• _What is being asked_: Without the pictures, print the lines from the one holding "Read all visible content and emit it as JSON." through the last line below, both included, exactly as they stand.

• _Dataset extract_:
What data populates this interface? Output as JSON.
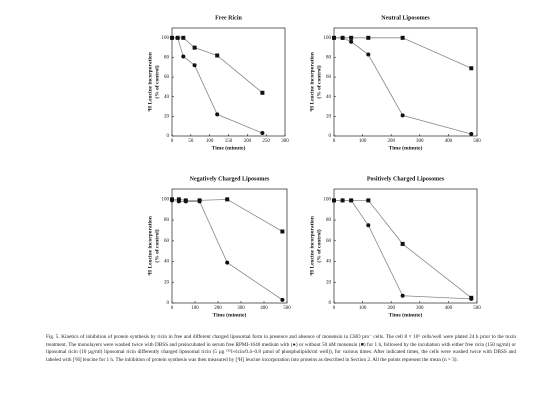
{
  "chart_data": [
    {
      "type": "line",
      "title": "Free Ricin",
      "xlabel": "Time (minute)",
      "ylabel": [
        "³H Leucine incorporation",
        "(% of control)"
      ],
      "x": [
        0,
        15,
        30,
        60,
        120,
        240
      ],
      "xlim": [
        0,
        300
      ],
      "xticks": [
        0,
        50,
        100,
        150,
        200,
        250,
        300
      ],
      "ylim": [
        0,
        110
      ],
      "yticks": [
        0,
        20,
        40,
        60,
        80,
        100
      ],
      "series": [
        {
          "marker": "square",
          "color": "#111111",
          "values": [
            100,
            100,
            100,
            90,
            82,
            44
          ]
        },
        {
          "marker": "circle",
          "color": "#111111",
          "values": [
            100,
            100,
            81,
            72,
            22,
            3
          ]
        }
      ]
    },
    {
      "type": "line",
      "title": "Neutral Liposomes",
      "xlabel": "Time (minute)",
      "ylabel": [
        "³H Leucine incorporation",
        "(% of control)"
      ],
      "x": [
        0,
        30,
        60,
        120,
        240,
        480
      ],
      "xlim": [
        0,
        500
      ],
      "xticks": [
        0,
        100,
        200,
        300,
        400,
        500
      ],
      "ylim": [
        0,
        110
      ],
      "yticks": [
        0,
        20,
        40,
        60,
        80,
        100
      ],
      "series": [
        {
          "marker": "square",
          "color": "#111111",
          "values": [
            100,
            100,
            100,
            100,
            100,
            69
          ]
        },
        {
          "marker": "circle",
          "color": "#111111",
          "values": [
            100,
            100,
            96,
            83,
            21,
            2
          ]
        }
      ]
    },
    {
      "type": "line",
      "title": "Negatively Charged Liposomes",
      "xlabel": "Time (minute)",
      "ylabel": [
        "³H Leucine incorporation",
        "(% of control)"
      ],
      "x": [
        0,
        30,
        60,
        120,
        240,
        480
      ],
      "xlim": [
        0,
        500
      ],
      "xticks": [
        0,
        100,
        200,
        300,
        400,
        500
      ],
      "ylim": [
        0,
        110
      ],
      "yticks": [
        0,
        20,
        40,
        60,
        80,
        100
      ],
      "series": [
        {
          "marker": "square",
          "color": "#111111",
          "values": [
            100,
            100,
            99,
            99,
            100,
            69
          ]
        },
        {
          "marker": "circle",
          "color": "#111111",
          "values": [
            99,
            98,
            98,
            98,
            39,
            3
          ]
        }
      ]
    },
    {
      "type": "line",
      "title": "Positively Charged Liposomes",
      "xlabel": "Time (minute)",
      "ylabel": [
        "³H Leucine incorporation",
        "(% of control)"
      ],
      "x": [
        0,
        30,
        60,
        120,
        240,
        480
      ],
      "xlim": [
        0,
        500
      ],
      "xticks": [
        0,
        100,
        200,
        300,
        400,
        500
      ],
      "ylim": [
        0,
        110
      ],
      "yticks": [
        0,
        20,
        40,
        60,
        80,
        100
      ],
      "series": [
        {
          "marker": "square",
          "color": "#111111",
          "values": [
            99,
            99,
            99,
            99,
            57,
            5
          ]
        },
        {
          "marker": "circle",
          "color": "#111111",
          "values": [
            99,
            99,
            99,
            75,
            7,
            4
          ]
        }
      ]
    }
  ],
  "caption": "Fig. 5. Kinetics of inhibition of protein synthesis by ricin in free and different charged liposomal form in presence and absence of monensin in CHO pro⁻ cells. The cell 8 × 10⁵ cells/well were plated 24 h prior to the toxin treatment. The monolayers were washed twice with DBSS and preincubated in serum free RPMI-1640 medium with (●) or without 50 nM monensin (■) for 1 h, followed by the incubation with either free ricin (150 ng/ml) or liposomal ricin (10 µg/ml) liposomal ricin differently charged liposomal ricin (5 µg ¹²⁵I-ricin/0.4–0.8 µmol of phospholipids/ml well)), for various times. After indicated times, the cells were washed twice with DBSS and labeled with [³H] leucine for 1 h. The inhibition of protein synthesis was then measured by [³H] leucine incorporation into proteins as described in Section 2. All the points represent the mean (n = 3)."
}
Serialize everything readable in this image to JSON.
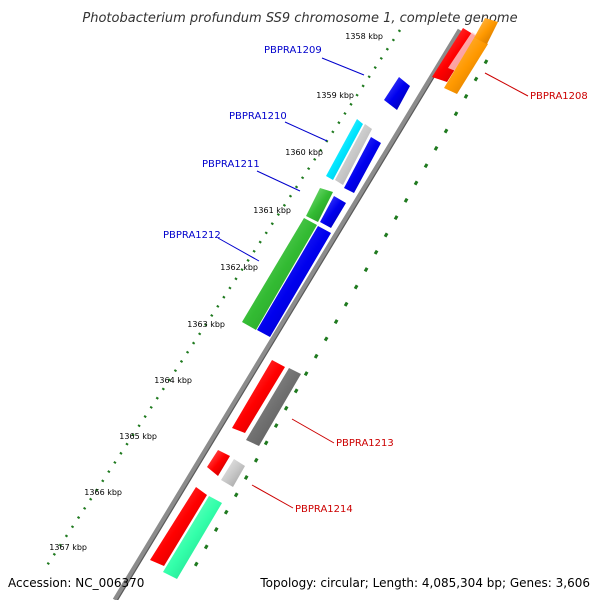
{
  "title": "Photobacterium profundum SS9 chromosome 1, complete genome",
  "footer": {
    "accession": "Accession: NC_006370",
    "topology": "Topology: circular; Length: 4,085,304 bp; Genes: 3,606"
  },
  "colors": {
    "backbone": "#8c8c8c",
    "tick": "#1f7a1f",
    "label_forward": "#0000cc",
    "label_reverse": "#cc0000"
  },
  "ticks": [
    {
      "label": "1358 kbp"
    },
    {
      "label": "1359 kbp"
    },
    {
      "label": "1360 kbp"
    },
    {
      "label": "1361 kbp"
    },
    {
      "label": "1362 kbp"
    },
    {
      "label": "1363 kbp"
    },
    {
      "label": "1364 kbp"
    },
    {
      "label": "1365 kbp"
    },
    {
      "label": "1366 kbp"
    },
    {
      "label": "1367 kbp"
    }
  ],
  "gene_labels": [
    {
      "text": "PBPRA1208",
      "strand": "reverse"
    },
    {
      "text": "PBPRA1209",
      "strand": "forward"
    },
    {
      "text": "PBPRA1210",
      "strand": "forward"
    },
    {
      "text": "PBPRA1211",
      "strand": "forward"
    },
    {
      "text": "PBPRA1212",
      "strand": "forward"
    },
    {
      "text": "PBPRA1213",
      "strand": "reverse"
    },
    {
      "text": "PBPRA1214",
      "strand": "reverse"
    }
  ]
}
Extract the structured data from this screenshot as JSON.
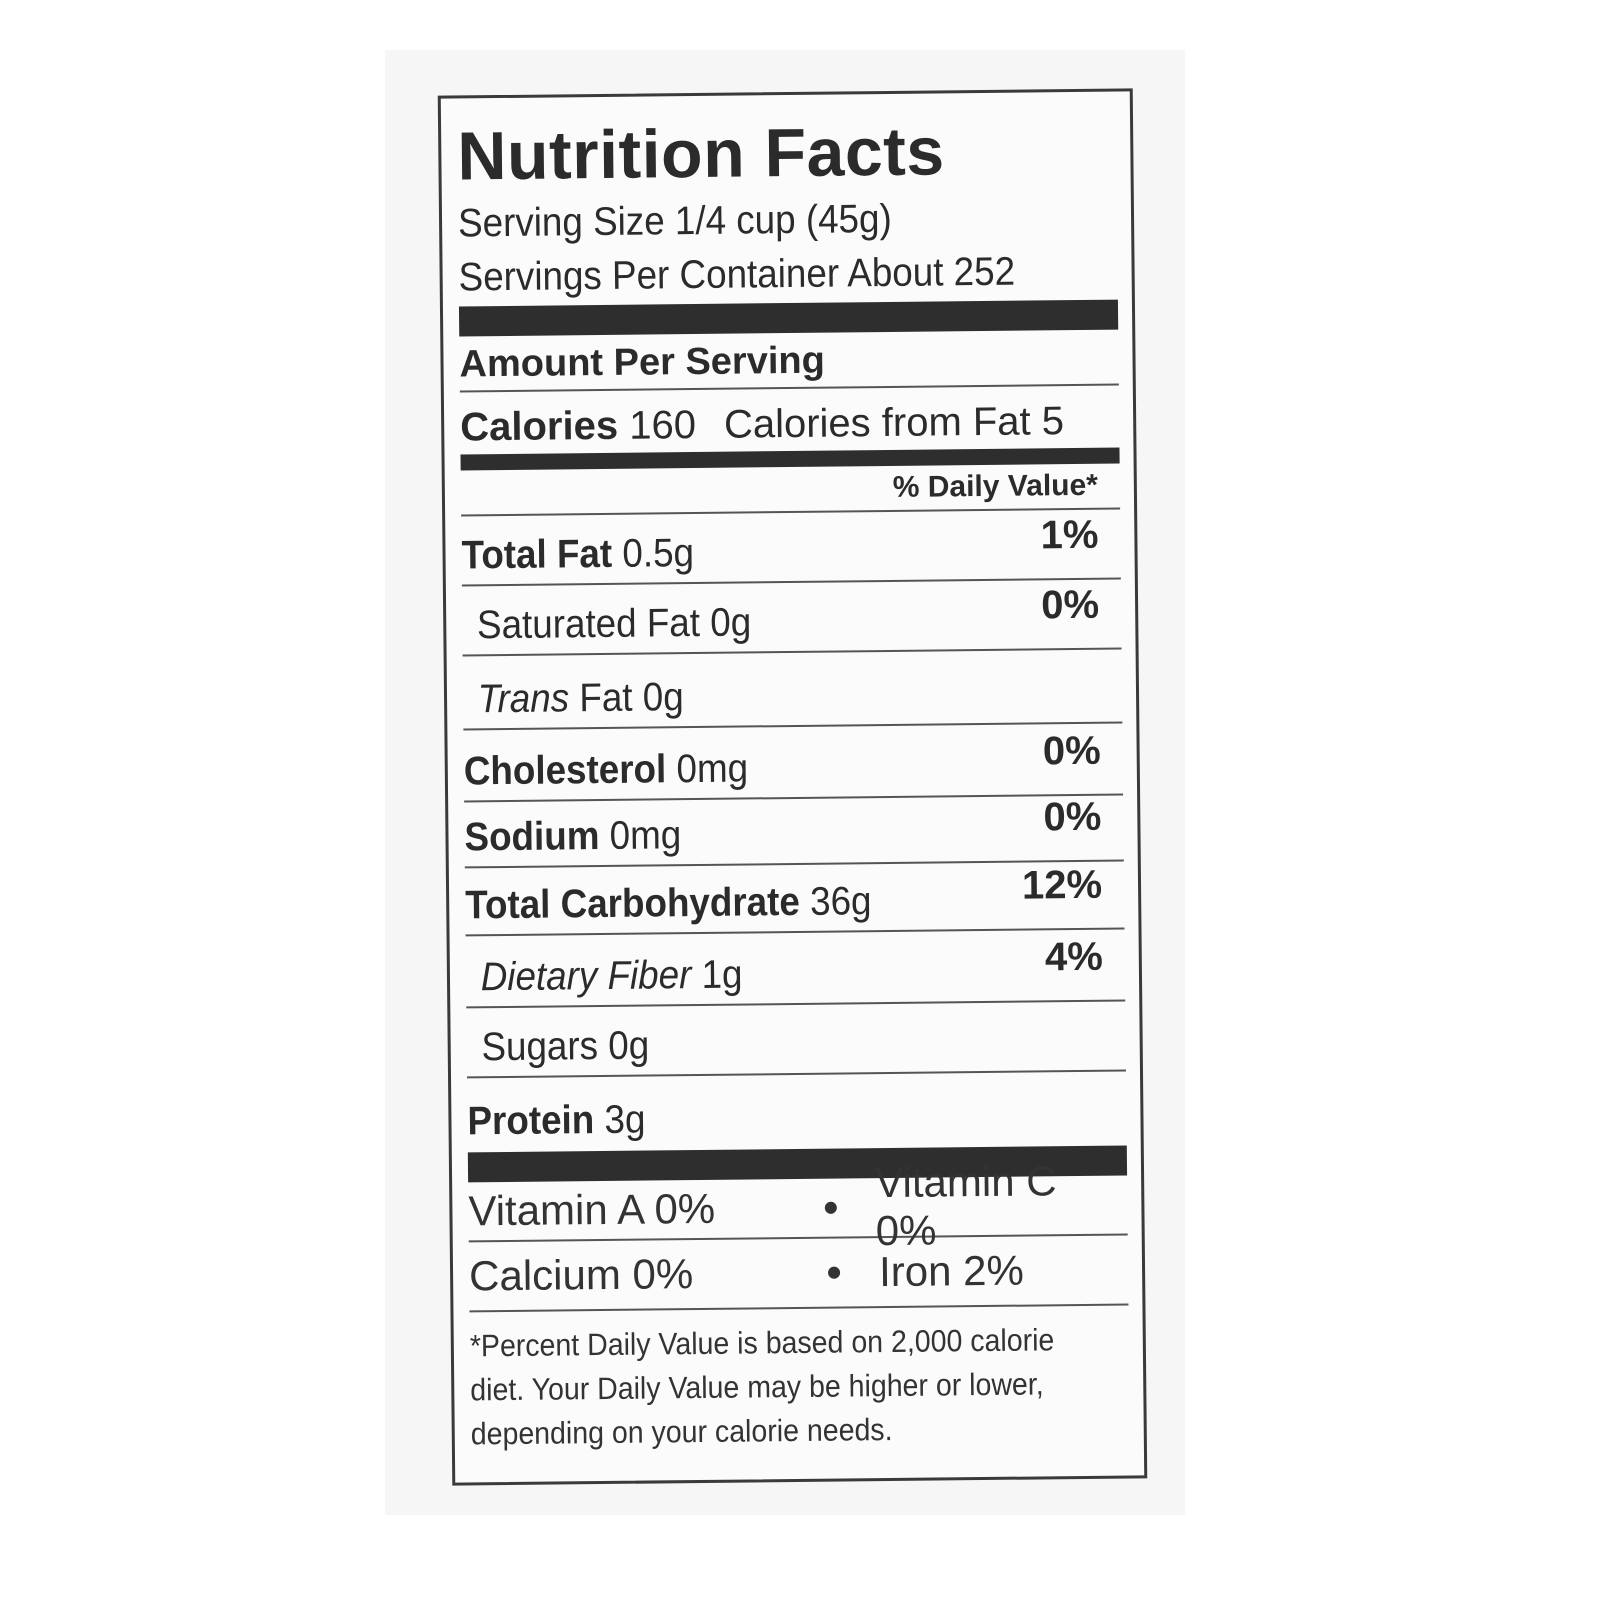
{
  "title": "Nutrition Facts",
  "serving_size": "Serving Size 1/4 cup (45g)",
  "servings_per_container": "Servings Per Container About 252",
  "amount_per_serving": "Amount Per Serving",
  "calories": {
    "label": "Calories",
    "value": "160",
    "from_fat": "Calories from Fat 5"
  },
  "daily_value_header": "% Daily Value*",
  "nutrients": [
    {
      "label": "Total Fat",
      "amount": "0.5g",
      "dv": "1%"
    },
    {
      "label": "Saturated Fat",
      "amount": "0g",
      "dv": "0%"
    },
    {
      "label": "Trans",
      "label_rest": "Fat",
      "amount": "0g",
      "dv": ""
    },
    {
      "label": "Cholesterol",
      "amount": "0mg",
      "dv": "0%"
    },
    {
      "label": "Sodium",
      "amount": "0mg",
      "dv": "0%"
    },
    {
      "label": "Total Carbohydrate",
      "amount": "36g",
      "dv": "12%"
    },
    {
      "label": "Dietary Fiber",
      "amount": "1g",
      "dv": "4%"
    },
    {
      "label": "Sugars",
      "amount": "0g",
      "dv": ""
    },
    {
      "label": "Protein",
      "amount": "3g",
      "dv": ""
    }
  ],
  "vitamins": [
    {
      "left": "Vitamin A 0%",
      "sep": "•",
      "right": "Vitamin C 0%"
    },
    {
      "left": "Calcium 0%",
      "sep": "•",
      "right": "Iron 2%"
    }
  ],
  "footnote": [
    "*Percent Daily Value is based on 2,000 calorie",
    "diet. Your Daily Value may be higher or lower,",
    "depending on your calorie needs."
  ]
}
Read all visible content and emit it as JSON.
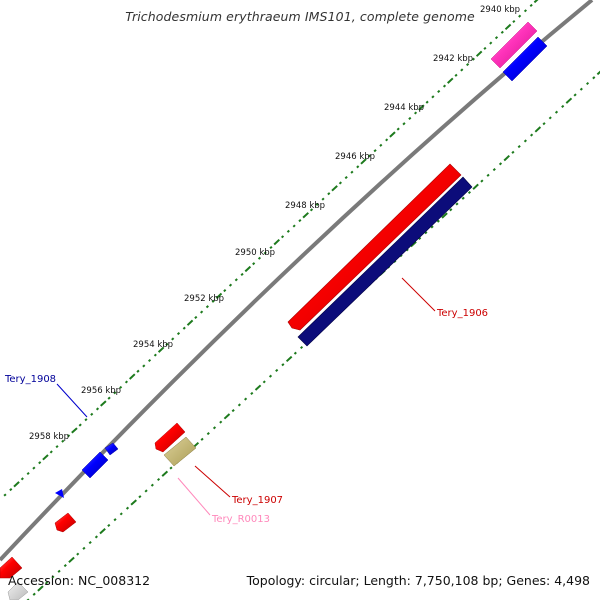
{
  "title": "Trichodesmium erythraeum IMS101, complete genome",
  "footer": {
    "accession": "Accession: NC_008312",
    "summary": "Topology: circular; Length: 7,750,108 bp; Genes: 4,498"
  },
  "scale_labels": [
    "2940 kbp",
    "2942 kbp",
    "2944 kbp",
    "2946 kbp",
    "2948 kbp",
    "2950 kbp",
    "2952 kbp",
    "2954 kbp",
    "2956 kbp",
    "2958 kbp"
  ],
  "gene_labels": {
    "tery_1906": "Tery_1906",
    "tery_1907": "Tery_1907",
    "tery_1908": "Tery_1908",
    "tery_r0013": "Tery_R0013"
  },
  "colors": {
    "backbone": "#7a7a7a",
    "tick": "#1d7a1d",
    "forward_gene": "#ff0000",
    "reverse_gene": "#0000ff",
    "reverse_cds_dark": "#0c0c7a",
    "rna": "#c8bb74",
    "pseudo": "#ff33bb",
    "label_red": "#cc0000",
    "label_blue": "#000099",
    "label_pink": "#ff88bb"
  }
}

• _Output_:
Read all visible content and emit it as JSON.
{
  "title": "Trichodesmium erythraeum IMS101, complete genome",
  "footer": {
    "accession": "Accession: NC_008312",
    "summary": "Topology: circular; Length: 7,750,108 bp; Genes: 4,498"
  },
  "scale_labels": [
    "2940 kbp",
    "2942 kbp",
    "2944 kbp",
    "2946 kbp",
    "2948 kbp",
    "2950 kbp",
    "2952 kbp",
    "2954 kbp",
    "2956 kbp",
    "2958 kbp"
  ],
  "gene_labels": {
    "tery_1906": "Tery_1906",
    "tery_1907": "Tery_1907",
    "tery_1908": "Tery_1908",
    "tery_r0013": "Tery_R0013"
  },
  "colors": {
    "backbone": "#7a7a7a",
    "tick": "#1d7a1d",
    "forward_gene": "#ff0000",
    "reverse_gene": "#0000ff",
    "reverse_cds_dark": "#0c0c7a",
    "rna": "#c8bb74",
    "pseudo": "#ff33bb",
    "label_red": "#cc0000",
    "label_blue": "#000099",
    "label_pink": "#ff88bb"
  }
}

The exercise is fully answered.